Images should be left out, and everything else in the listing reproduced exactly.

Data listing:
##############################

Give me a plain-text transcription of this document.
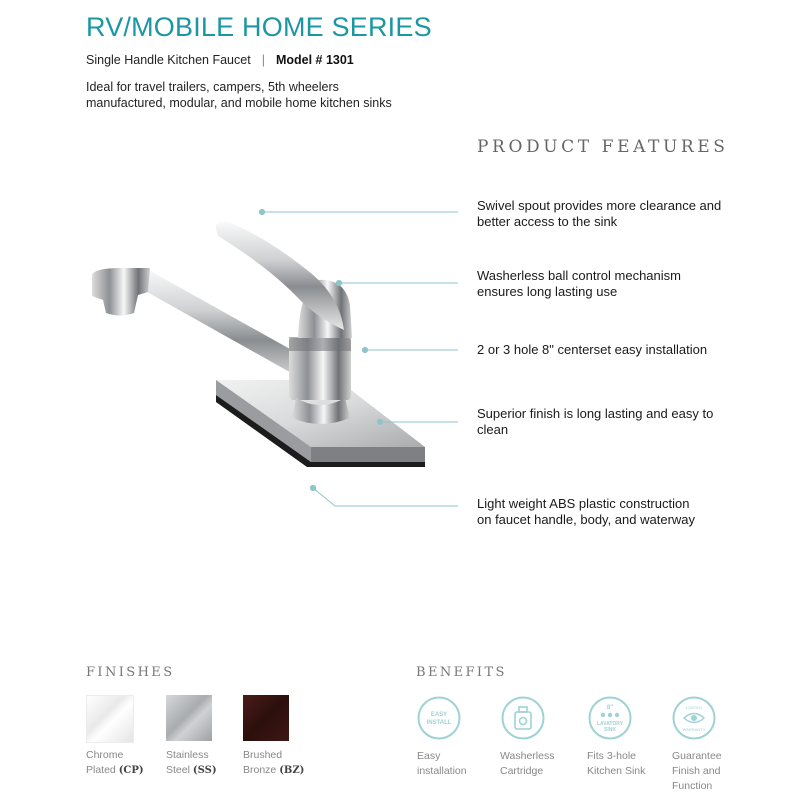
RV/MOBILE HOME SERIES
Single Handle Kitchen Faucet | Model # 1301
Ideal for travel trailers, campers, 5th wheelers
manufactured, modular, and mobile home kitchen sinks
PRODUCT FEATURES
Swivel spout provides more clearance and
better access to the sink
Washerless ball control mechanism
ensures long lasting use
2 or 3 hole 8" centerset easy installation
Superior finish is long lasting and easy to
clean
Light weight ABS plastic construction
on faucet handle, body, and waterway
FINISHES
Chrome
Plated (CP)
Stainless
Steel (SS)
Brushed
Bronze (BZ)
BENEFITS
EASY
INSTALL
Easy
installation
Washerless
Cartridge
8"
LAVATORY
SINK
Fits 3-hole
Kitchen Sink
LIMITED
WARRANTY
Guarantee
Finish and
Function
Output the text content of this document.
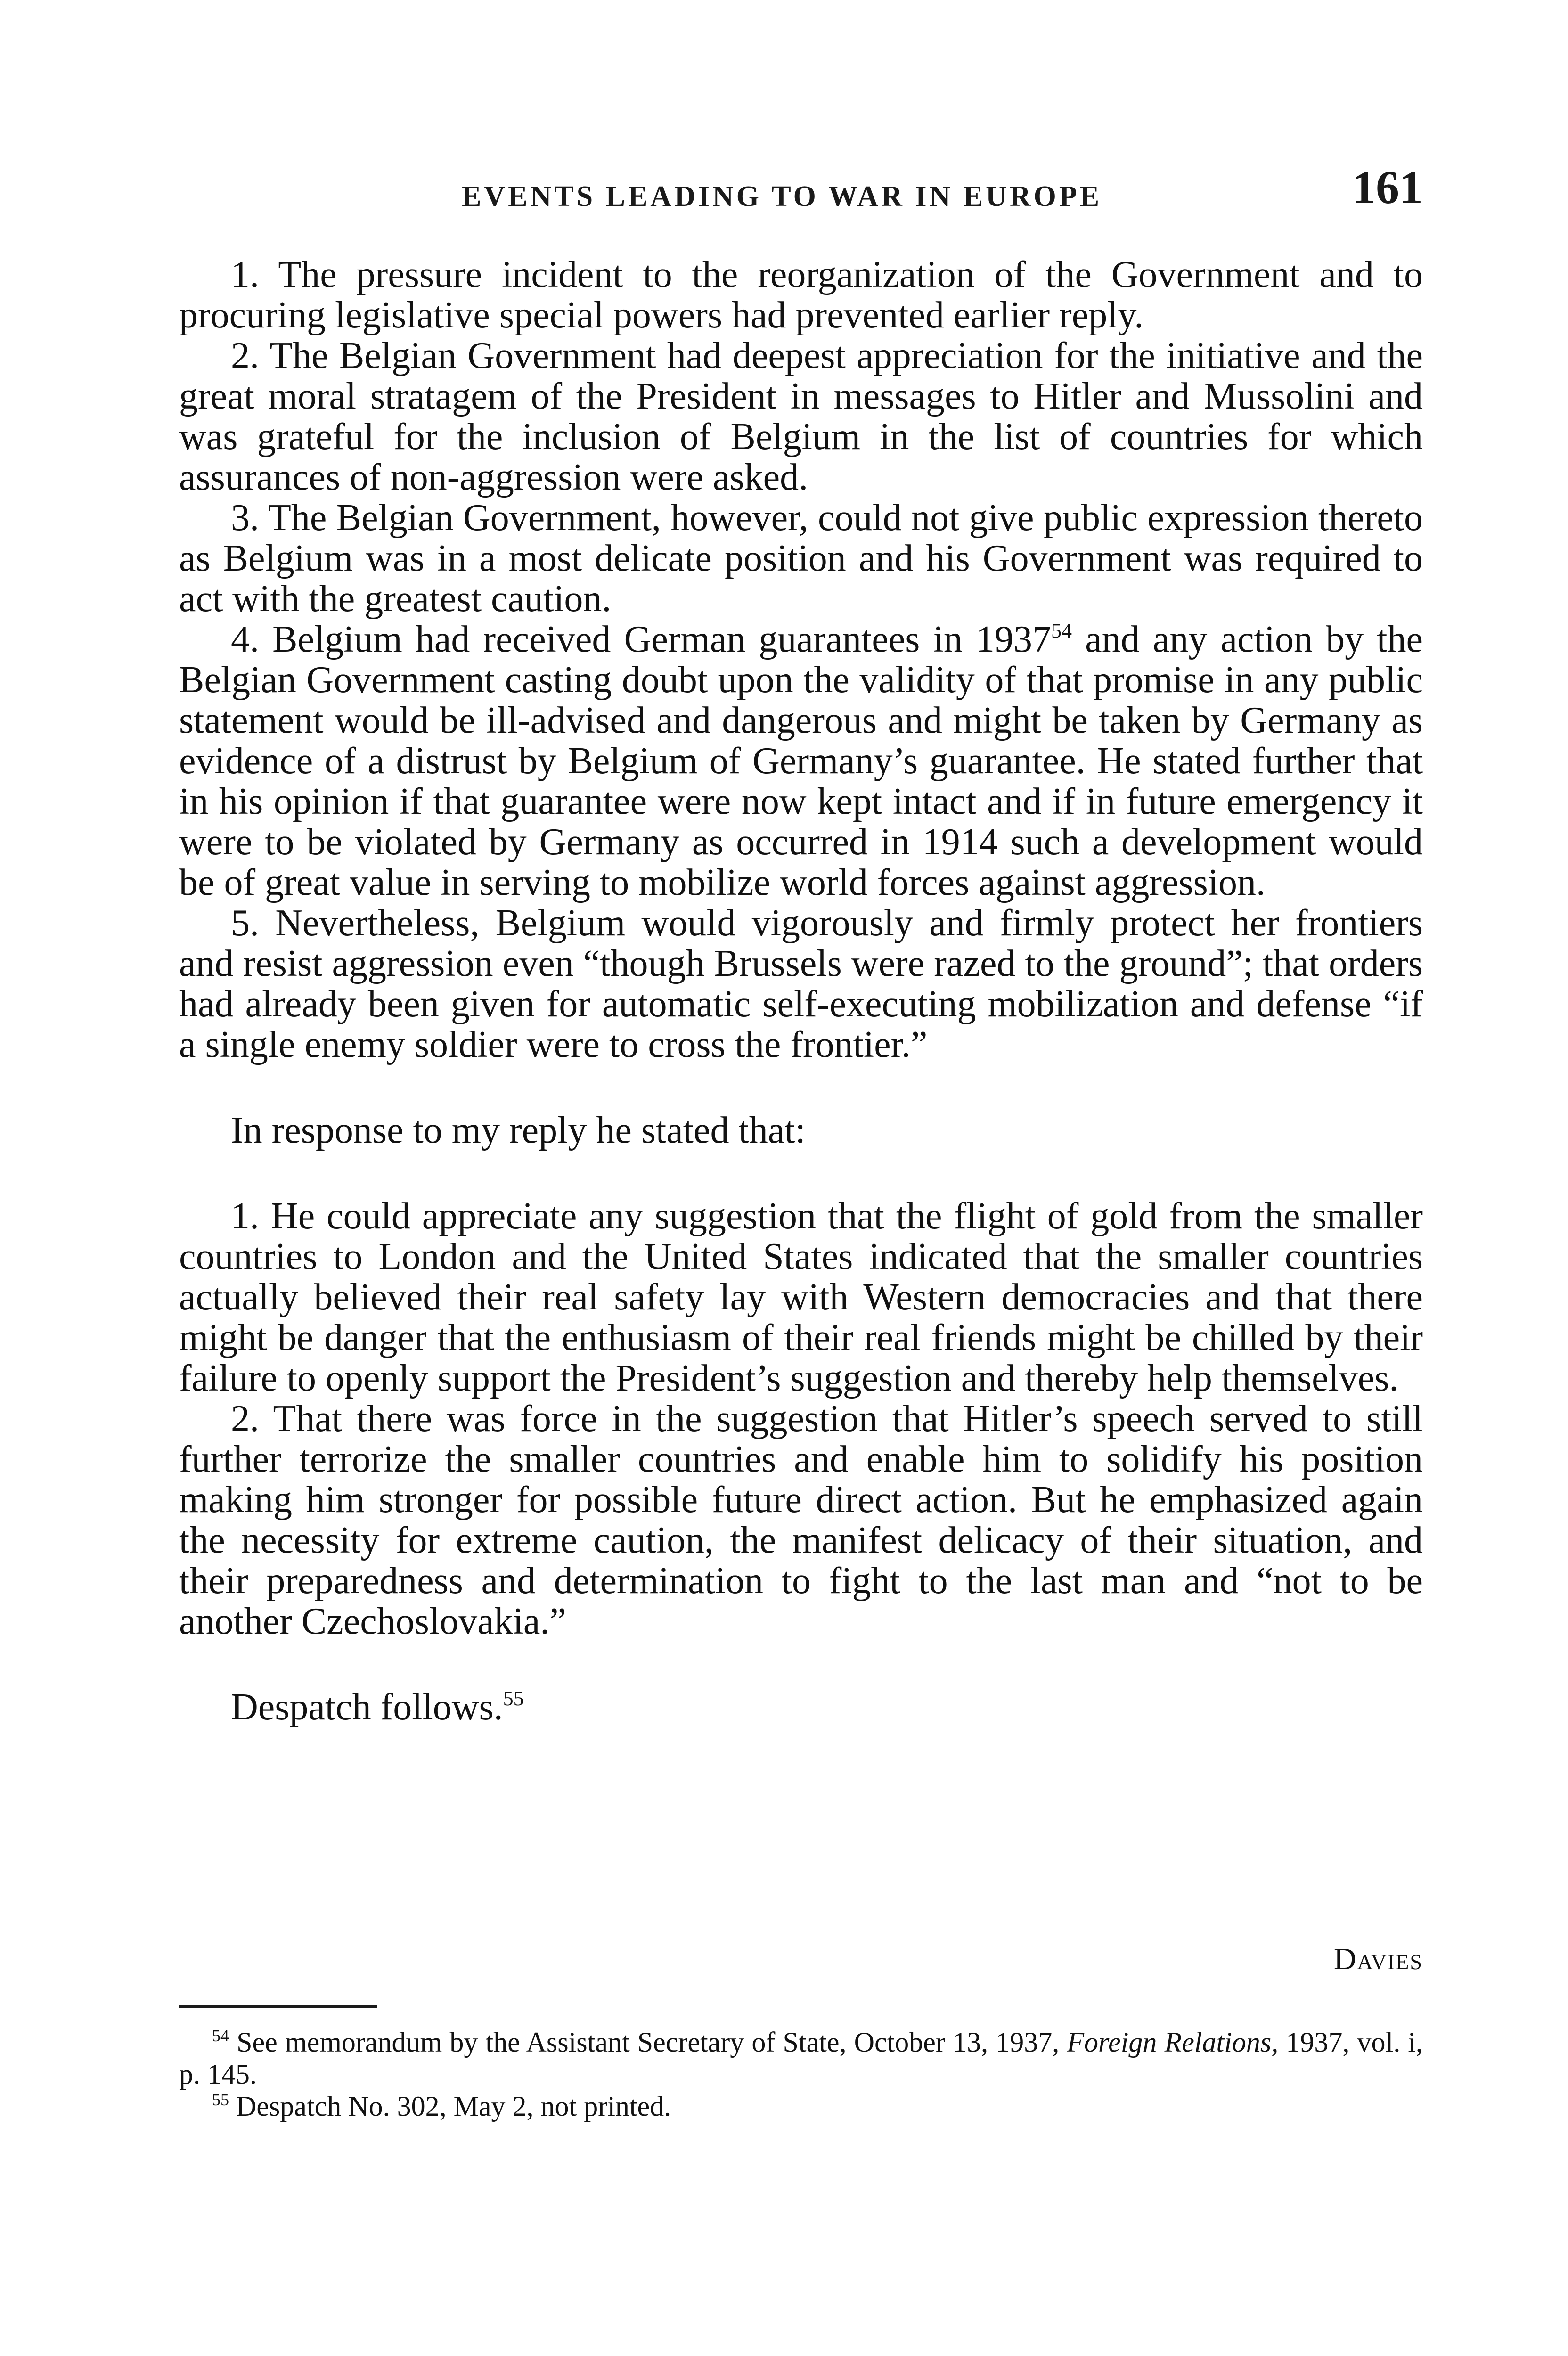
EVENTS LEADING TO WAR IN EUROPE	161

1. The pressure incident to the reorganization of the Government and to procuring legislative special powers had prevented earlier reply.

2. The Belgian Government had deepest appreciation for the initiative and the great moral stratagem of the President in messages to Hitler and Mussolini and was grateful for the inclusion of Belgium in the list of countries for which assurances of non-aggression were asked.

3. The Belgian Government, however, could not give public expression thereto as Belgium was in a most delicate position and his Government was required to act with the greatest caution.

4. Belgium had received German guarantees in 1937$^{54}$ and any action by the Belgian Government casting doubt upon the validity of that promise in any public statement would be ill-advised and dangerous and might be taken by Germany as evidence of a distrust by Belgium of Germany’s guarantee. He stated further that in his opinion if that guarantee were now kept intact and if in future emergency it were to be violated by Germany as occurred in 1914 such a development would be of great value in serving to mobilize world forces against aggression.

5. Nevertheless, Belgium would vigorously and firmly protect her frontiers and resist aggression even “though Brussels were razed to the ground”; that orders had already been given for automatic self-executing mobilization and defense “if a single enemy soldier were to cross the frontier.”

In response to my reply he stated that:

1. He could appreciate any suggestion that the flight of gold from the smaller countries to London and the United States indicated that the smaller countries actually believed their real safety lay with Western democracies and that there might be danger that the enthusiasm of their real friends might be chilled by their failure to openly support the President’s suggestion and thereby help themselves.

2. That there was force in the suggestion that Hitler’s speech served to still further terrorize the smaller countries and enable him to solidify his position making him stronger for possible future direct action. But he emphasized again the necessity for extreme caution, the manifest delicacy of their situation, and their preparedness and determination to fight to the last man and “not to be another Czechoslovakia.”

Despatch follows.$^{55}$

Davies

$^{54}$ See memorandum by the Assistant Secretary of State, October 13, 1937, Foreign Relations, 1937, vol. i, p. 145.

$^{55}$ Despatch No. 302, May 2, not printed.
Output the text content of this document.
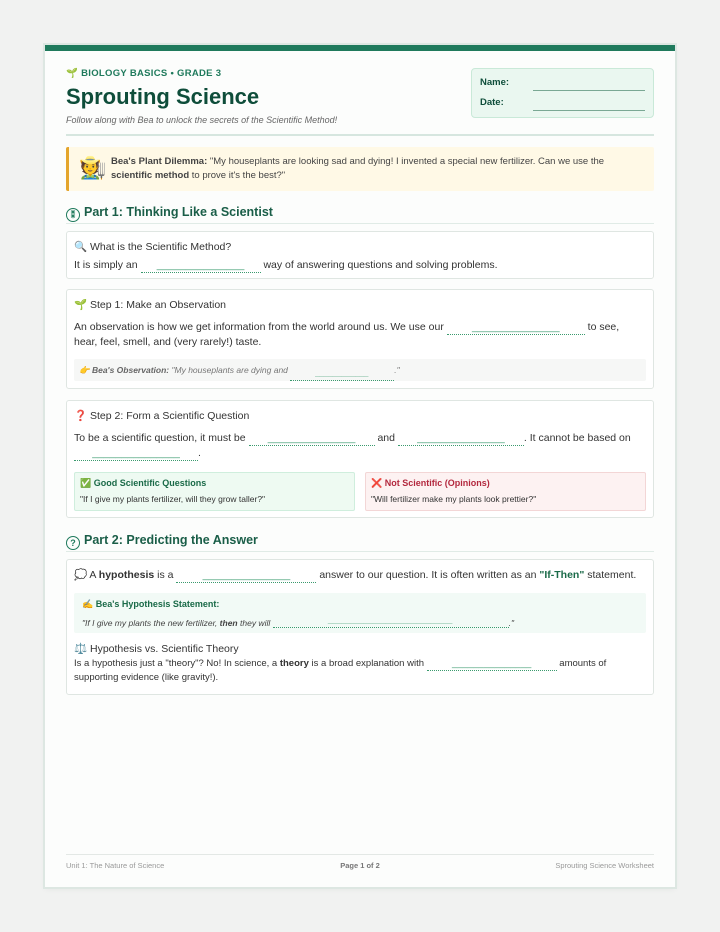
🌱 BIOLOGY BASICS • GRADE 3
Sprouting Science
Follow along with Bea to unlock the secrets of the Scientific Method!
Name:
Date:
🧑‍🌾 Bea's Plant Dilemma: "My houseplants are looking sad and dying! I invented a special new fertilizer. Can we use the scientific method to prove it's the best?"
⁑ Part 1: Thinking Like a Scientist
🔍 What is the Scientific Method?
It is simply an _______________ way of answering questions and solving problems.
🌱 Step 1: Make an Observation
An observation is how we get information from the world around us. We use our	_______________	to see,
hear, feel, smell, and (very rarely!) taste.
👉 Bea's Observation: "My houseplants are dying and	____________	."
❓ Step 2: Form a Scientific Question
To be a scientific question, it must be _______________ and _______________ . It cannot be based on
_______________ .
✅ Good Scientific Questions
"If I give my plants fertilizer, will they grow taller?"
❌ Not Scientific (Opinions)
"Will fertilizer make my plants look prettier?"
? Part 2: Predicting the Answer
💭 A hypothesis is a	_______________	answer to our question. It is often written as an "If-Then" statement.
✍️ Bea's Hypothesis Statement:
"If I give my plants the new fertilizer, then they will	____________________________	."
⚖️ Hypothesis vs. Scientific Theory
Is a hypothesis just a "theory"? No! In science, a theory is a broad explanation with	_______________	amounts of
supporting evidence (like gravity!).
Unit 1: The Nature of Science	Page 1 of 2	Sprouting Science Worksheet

##############################

● **Written solution**:
Give me a plain-text transcription of this document.
RV/MOBILE HOME SERIES
Single Handle Kitchen Faucet | Model # 1301
Ideal for travel trailers, campers, 5th wheelers
manufactured, modular, and mobile home kitchen sinks
PRODUCT FEATURES
Swivel spout provides more clearance and
better access to the sink
Washerless ball control mechanism
ensures long lasting use
2 or 3 hole 8" centerset easy installation
Superior finish is long lasting and easy to
clean
Light weight ABS plastic construction
on faucet handle, body, and waterway
FINISHES
Chrome
Plated (CP)
Stainless
Steel (SS)
Brushed
Bronze (BZ)
BENEFITS
EASY
INSTALL
Easy
installation
Washerless
Cartridge
8"
LAVATORY
SINK
Fits 3-hole
Kitchen Sink
LIMITED
WARRANTY
Guarantee
Finish and
Function
Output the text content of this document.
EVENTS LEADING TO WAR IN EUROPE	161

1. The pressure incident to the reorganization of the Government and to procuring legislative special powers had prevented earlier reply.

2. The Belgian Government had deepest appreciation for the initiative and the great moral stratagem of the President in messages to Hitler and Mussolini and was grateful for the inclusion of Belgium in the list of countries for which assurances of non-aggression were asked.

3. The Belgian Government, however, could not give public expression thereto as Belgium was in a most delicate position and his Government was required to act with the greatest caution.

4. Belgium had received German guarantees in 1937$^{54}$ and any action by the Belgian Government casting doubt upon the validity of that promise in any public statement would be ill-advised and dangerous and might be taken by Germany as evidence of a distrust by Belgium of Germany’s guarantee. He stated further that in his opinion if that guarantee were now kept intact and if in future emergency it were to be violated by Germany as occurred in 1914 such a development would be of great value in serving to mobilize world forces against aggression.

5. Nevertheless, Belgium would vigorously and firmly protect her frontiers and resist aggression even “though Brussels were razed to the ground”; that orders had already been given for automatic self-executing mobilization and defense “if a single enemy soldier were to cross the frontier.”

In response to my reply he stated that:

1. He could appreciate any suggestion that the flight of gold from the smaller countries to London and the United States indicated that the smaller countries actually believed their real safety lay with Western democracies and that there might be danger that the enthusiasm of their real friends might be chilled by their failure to openly support the President’s suggestion and thereby help themselves.

2. That there was force in the suggestion that Hitler’s speech served to still further terrorize the smaller countries and enable him to solidify his position making him stronger for possible future direct action. But he emphasized again the necessity for extreme caution, the manifest delicacy of their situation, and their preparedness and determination to fight to the last man and “not to be another Czechoslovakia.”

Despatch follows.$^{55}$

Davies

$^{54}$ See memorandum by the Assistant Secretary of State, October 13, 1937, Foreign Relations, 1937, vol. i, p. 145.

$^{55}$ Despatch No. 302, May 2, not printed.
Output the text content of this document.
🌱 BIOLOGY BASICS • GRADE 3
Sprouting Science
Follow along with Bea to unlock the secrets of the Scientific Method!
Name:
Date:
🧑‍🌾 Bea's Plant Dilemma: "My houseplants are looking sad and dying! I invented a special new fertilizer. Can we use the scientific method to prove it's the best?"
⁑ Part 1: Thinking Like a Scientist
🔍 What is the Scientific Method?
It is simply an _______________ way of answering questions and solving problems.
🌱 Step 1: Make an Observation
An observation is how we get information from the world around us. We use our	_______________	to see,
hear, feel, smell, and (very rarely!) taste.
👉 Bea's Observation: "My houseplants are dying and	____________	."
❓ Step 2: Form a Scientific Question
To be a scientific question, it must be _______________ and _______________ . It cannot be based on
_______________ .
✅ Good Scientific Questions
"If I give my plants fertilizer, will they grow taller?"
❌ Not Scientific (Opinions)
"Will fertilizer make my plants look prettier?"
? Part 2: Predicting the Answer
💭 A hypothesis is a	_______________	answer to our question. It is often written as an "If-Then" statement.
✍️ Bea's Hypothesis Statement:
"If I give my plants the new fertilizer, then they will	____________________________	."
⚖️ Hypothesis vs. Scientific Theory
Is a hypothesis just a "theory"? No! In science, a theory is a broad explanation with	_______________	amounts of
supporting evidence (like gravity!).
Unit 1: The Nature of Science	Page 1 of 2	Sprouting Science Worksheet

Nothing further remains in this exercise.